— Start THE RECORDS —

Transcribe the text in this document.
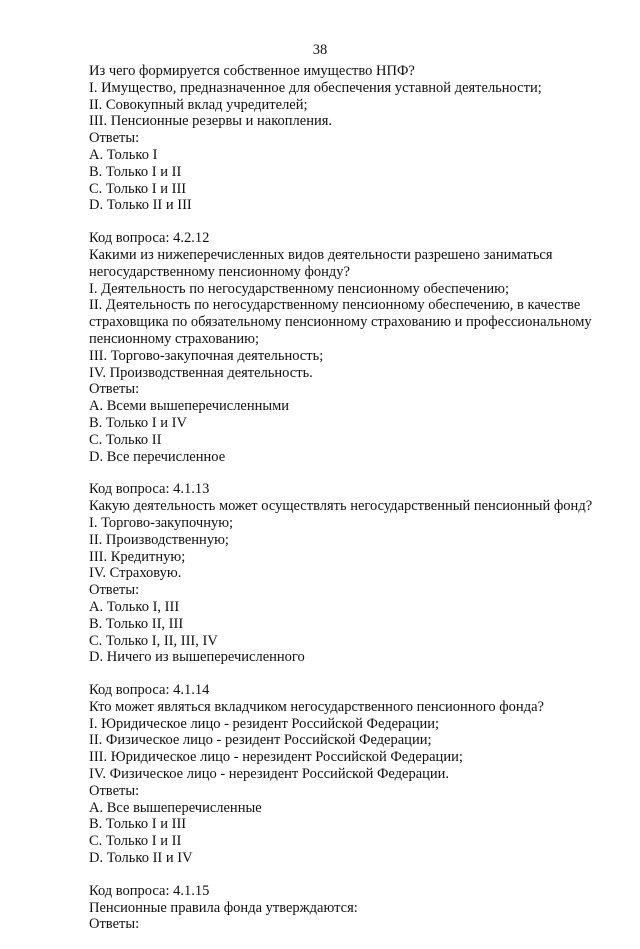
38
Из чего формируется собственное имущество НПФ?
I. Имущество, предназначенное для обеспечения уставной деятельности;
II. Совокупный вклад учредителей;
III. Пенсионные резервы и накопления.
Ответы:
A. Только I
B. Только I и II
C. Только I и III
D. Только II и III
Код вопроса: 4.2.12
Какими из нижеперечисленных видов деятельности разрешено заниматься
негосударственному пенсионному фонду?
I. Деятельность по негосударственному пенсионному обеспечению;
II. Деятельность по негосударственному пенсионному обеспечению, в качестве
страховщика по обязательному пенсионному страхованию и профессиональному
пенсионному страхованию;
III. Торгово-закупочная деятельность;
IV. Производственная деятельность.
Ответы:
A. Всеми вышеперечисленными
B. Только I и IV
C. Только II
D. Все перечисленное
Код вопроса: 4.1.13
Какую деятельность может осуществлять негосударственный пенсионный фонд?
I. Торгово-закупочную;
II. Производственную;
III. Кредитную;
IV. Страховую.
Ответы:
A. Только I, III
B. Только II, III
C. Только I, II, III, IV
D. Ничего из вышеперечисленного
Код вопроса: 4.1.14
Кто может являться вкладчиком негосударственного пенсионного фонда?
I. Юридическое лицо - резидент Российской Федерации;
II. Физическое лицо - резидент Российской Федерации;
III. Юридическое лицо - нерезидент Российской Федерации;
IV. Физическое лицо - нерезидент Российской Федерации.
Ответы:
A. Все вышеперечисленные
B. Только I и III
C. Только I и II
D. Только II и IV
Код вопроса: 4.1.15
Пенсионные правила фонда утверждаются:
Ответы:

— End THE RECORDS —

Each line that has the word "Торгово" counts once. How many such lines are in the data? Give the number alone.

2